● REQUIREMENTS
Wherever a line holds the word "towards", copy that line out.

%%

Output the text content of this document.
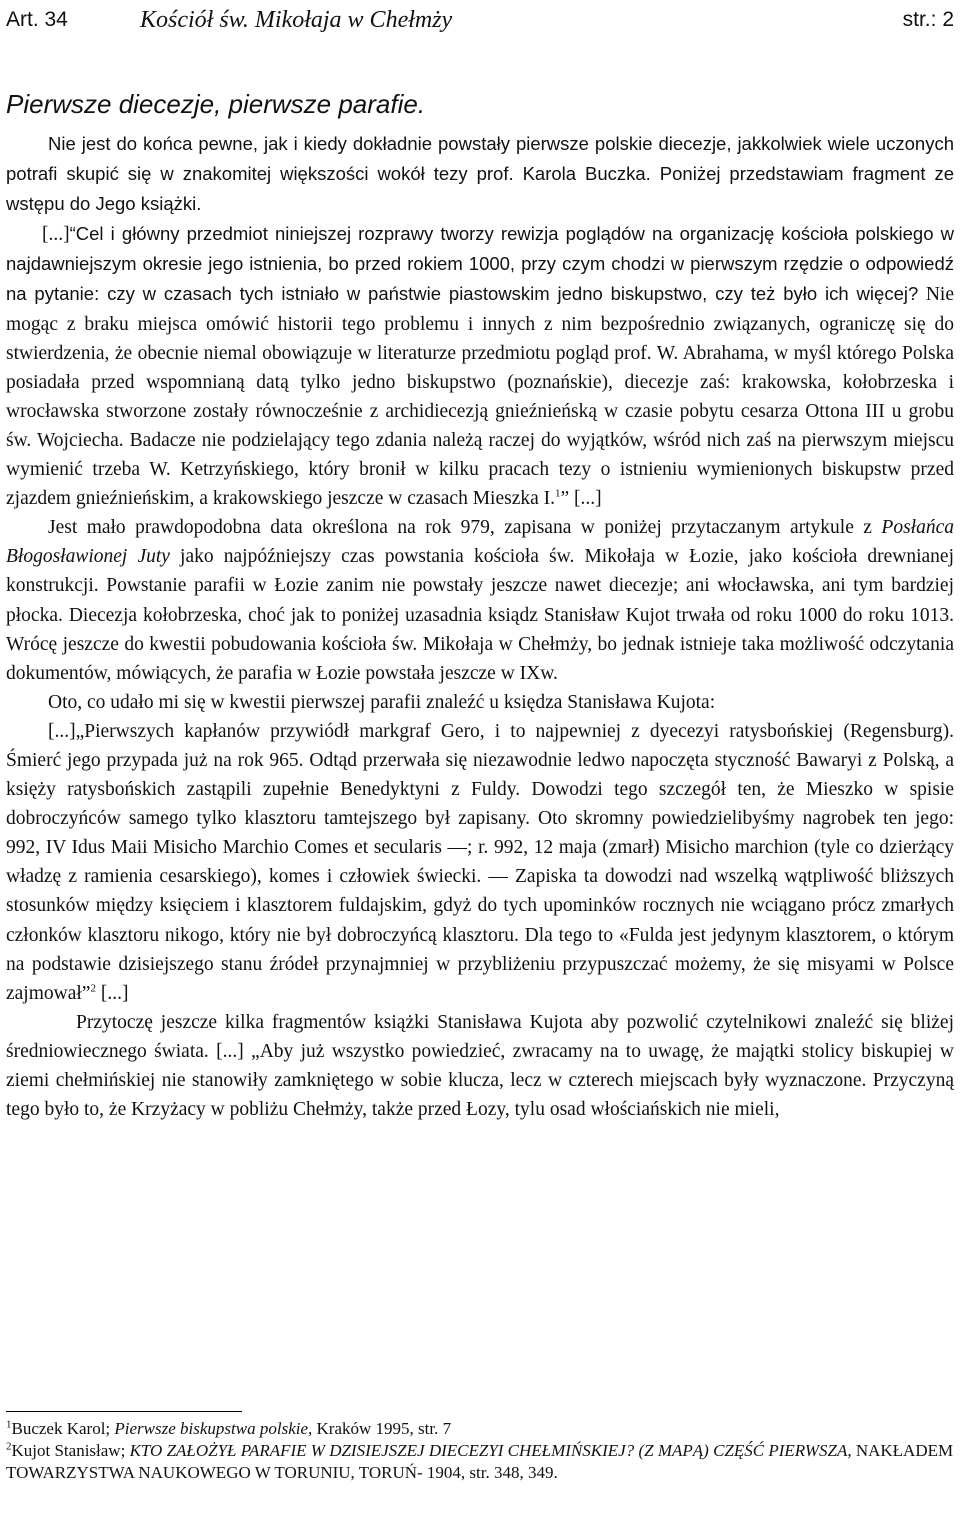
Art. 34	Kościół św. Mikołaja w Chełmży	str.: 2
Pierwsze diecezje, pierwsze parafie.

Nie jest do końca pewne, jak i kiedy dokładnie powstały pierwsze polskie diecezje, jakkolwiek wiele uczonych potrafi skupić się w znakomitej większości wokół tezy prof. Karola Buczka. Poniżej przedstawiam fragment ze wstępu do Jego książki.

[...]“Cel i główny przedmiot niniejszej rozprawy tworzy rewizja poglądów na organizację kościoła polskiego w najdawniejszym okresie jego istnienia, bo przed rokiem 1000, przy czym chodzi w pierwszym rzędzie o odpowiedź na pytanie: czy w czasach tych istniało w państwie piastowskim jedno biskupstwo, czy też było ich więcej? Nie mogąc z braku miejsca omówić historii tego problemu i innych z nim bezpośrednio związanych, ograniczę się do stwierdzenia, że obecnie niemal obowiązuje w literaturze przedmiotu pogląd prof. W. Abrahama, w myśl którego Polska posiadała przed wspomnianą datą tylko jedno biskupstwo (poznańskie), diecezje zaś: krakowska, kołobrzeska i wrocławska stworzone zostały równocześnie z archidiecezją gnieźnieńską w czasie pobytu cesarza Ottona III u grobu św. Wojciecha. Badacze nie podzielający tego zdania należą raczej do wyjątków, wśród nich zaś na pierwszym miejscu wymienić trzeba W. Ketrzyńskiego, który bronił w kilku pracach tezy o istnieniu wymienionych biskupstw przed zjazdem gnieźnieńskim, a krakowskiego jeszcze w czasach Mieszka I.$^1$” [...]

Jest mało prawdopodobna data określona na rok 979, zapisana w poniżej przytaczanym artykule z Posłańca Błogosławionej Juty jako najpóźniejszy czas powstania kościoła św. Mikołaja w Łozie, jako kościoła drewnianej konstrukcji. Powstanie parafii w Łozie zanim nie powstały jeszcze nawet diecezje; ani włocławska, ani tym bardziej płocka. Diecezja kołobrzeska, choć jak to poniżej uzasadnia ksiądz Stanisław Kujot trwała od roku 1000 do roku 1013. Wrócę jeszcze do kwestii pobudowania kościoła św. Mikołaja w Chełmży, bo jednak istnieje taka możliwość odczytania dokumentów, mówiących, że parafia w Łozie powstała jeszcze w IXw.

Oto, co udało mi się w kwestii pierwszej parafii znaleźć u księdza Stanisława Kujota:

[...]„Pierwszych kapłanów przywiódł markgraf Gero, i to najpewniej z dyecezyi ratysbońskiej (Regensburg). Śmierć jego przypada już na rok 965. Odtąd przerwała się niezawodnie ledwo napoczęta styczność Bawaryi z Polską, a księży ratysbońskich zastąpili zupełnie Benedyktyni z Fuldy. Dowodzi tego szczegół ten, że Mieszko w spisie dobroczyńców samego tylko klasztoru tamtejszego był zapisany. Oto skromny powiedzielibyśmy nagrobek ten jego: 992, IV Idus Maii Misicho Marchio Comes et secularis —; r. 992, 12 maja (zmarł) Misicho marchion (tyle co dzierżący władzę z ramienia cesarskiego), komes i człowiek świecki. — Zapiska ta dowodzi nad wszelką wątpliwość bliższych stosunków między księciem i klasztorem fuldajskim, gdyż do tych upominków rocznych nie wciągano prócz zmarłych członków klasztoru nikogo, który nie był dobroczyńcą klasztoru. Dla tego to «Fulda jest jedynym klasztorem, o którym na podstawie dzisiejszego stanu źródeł przynajmniej w przybliżeniu przypuszczać możemy, że się misyami w Polsce zajmował”$^2$ [...]

Przytoczę jeszcze kilka fragmentów książki Stanisława Kujota aby pozwolić czytelnikowi znaleźć się bliżej średniowiecznego świata. [...] „Aby już wszystko powiedzieć, zwracamy na to uwagę, że majątki stolicy biskupiej w ziemi chełmińskiej nie stanowiły zamkniętego w sobie klucza, lecz w czterech miejscach były wyznaczone. Przyczyną tego było to, że Krzyżacy w pobliżu Chełmży, także przed Łozy, tylu osad włościańskich nie mieli,

$^1$Buczek Karol; Pierwsze biskupstwa polskie, Kraków 1995, str. 7

$^2$Kujot Stanisław; KTO ZAŁOŻYŁ PARAFIE W DZISIEJSZEJ DIECEZYI CHEŁMIŃSKIEJ? (Z MAPĄ) CZĘŚĆ PIERWSZA, NAKŁADEM TOWARZYSTWA NAUKOWEGO W TORUNIU, TORUŃ- 1904, str. 348, 349.
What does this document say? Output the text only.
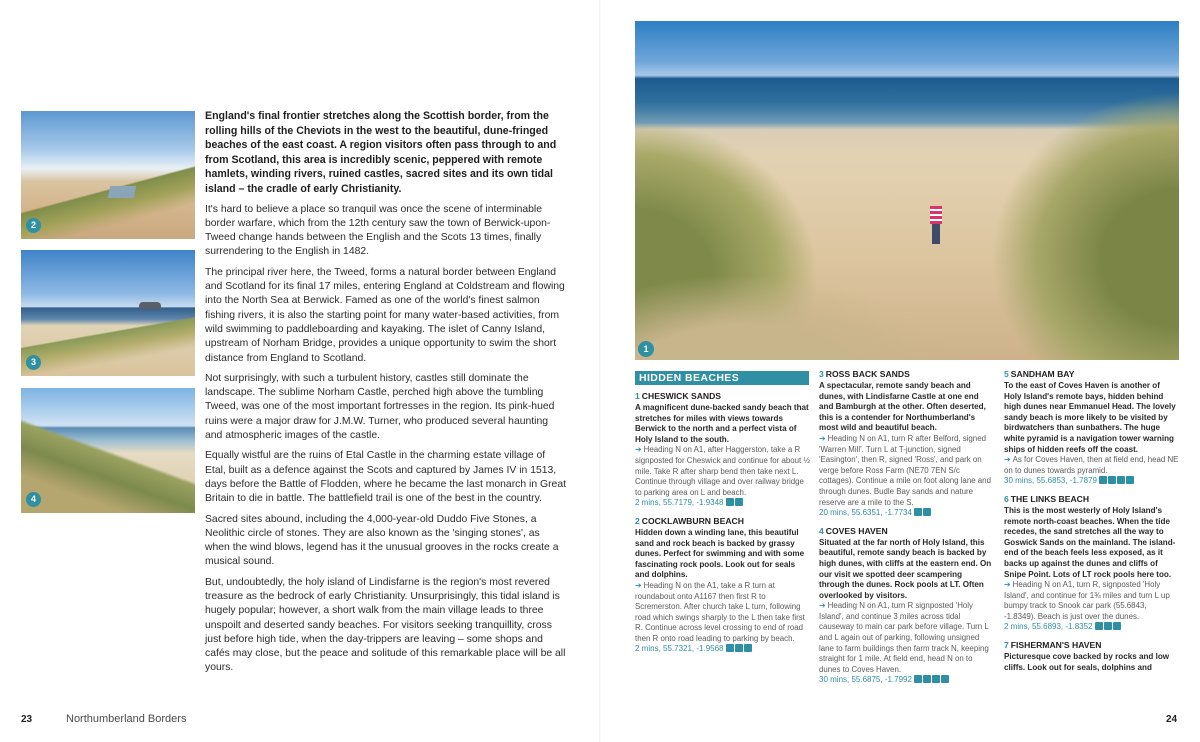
2
3
4

England's final frontier stretches along the Scottish border, from the rolling hills of the Cheviots in the west to the beautiful, dune-fringed beaches of the east coast. A region visitors often pass through to and from Scotland, this area is incredibly scenic, peppered with remote hamlets, winding rivers, ruined castles, sacred sites and its own tidal island – the cradle of early Christianity.

It's hard to believe a place so tranquil was once the scene of interminable border warfare, which from the 12th century saw the town of Berwick-upon-Tweed change hands between the English and the Scots 13 times, finally surrendering to the English in 1482.

The principal river here, the Tweed, forms a natural border between England and Scotland for its final 17 miles, entering England at Coldstream and flowing into the North Sea at Berwick. Famed as one of the world's finest salmon fishing rivers, it is also the starting point for many water-based activities, from wild swimming to paddleboarding and kayaking. The islet of Canny Island, upstream of Norham Bridge, provides a unique opportunity to swim the short distance from England to Scotland.

Not surprisingly, with such a turbulent history, castles still dominate the landscape. The sublime Norham Castle, perched high above the tumbling Tweed, was one of the most important fortresses in the region. Its pink-hued ruins were a major draw for J.M.W. Turner, who produced several haunting and atmospheric images of the castle.

Equally wistful are the ruins of Etal Castle in the charming estate village of Etal, built as a defence against the Scots and captured by James IV in 1513, days before the Battle of Flodden, where he became the last monarch in Great Britain to die in battle. The battlefield trail is one of the best in the country.

Sacred sites abound, including the 4,000-year-old Duddo Five Stones, a Neolithic circle of stones. They are also known as the 'singing stones', as when the wind blows, legend has it the unusual grooves in the rocks create a musical sound.

But, undoubtedly, the holy island of Lindisfarne is the region's most revered treasure as the bedrock of early Christianity. Unsurprisingly, this tidal island is hugely popular; however, a short walk from the main village leads to three unspoilt and deserted sandy beaches. For visitors seeking tranquillity, cross just before high tide, when the day-trippers are leaving – some shops and cafés may close, but the peace and solitude of this remarkable place will be all yours.

23	Northumberland Borders
1
HIDDEN BEACHES
1 CHESWICK SANDS
A magnificent dune-backed sandy beach that stretches for miles with views towards Berwick to the north and a perfect vista of Holy Island to the south.
➔ Heading N on A1, after Haggerston, take a R signposted for Cheswick and continue for about ½ mile. Take R after sharp bend then take next L. Continue through village and over railway bridge to parking area on L and beach.
2 mins, 55.7179, -1.9348
2 COCKLAWBURN BEACH
Hidden down a winding lane, this beautiful sand and rock beach is backed by grassy dunes. Perfect for swimming and with some fascinating rock pools. Look out for seals and dolphins.
➔ Heading N on the A1, take a R turn at roundabout onto A1167 then first R to Scremerston. After church take L turn, following road which swings sharply to the L then take first R. Continue across level crossing to end of road then R onto road leading to parking by beach.
2 mins, 55.7321, -1.9568
3 ROSS BACK SANDS
A spectacular, remote sandy beach and dunes, with Lindisfarne Castle at one end and Bamburgh at the other. Often deserted, this is a contender for Northumberland's most wild and beautiful beach.
➔ Heading N on A1, turn R after Belford, signed 'Warren Mill'. Turn L at T-junction, signed 'Easington', then R, signed 'Ross', and park on verge before Ross Farm (NE70 7EN S/c cottages). Continue a mile on foot along lane and through dunes. Budle Bay sands and nature reserve are a mile to the S.
20 mins, 55.6351, -1.7734
4 COVES HAVEN
Situated at the far north of Holy Island, this beautiful, remote sandy beach is backed by high dunes, with cliffs at the eastern end. On our visit we spotted deer scampering through the dunes. Rock pools at LT. Often overlooked by visitors.
➔ Heading N on A1, turn R signposted 'Holy Island', and continue 3 miles across tidal causeway to main car park before village. Turn L and L again out of parking, following unsigned lane to farm buildings then farm track N, keeping straight for 1 mile. At field end, head N on to dunes to Coves Haven.
30 mins, 55.6875, -1.7992
5 SANDHAM BAY
To the east of Coves Haven is another of Holy Island's remote bays, hidden behind high dunes near Emmanuel Head. The lovely sandy beach is more likely to be visited by birdwatchers than sunbathers. The huge white pyramid is a navigation tower warning ships of hidden reefs off the coast.
➔ As for Coves Haven, then at field end, head NE on to dunes towards pyramid.
30 mins, 55.6853, -1.7879
6 THE LINKS BEACH
This is the most westerly of Holy Island's remote north-coast beaches. When the tide recedes, the sand stretches all the way to Goswick Sands on the mainland. The island-end of the beach feels less exposed, as it backs up against the dunes and cliffs of Snipe Point. Lots of LT rock pools here too.
➔ Heading N on A1, turn R, signposted 'Holy Island', and continue for 1¾ miles and turn L up bumpy track to Snook car park (55.6843, -1.8349). Beach is just over the dunes.
2 mins, 55.6893, -1.8352
7 FISHERMAN'S HAVEN
Picturesque cove backed by rocks and low cliffs. Look out for seals, dolphins and
24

%%

● THE RESPONSE
A magnificent dune-backed sandy beach that stretches for miles with views towards Berwick to the north and a perfect vista of Holy Island to the south.
➔ As for Coves Haven, then at field end, head NE on to dunes towards pyramid.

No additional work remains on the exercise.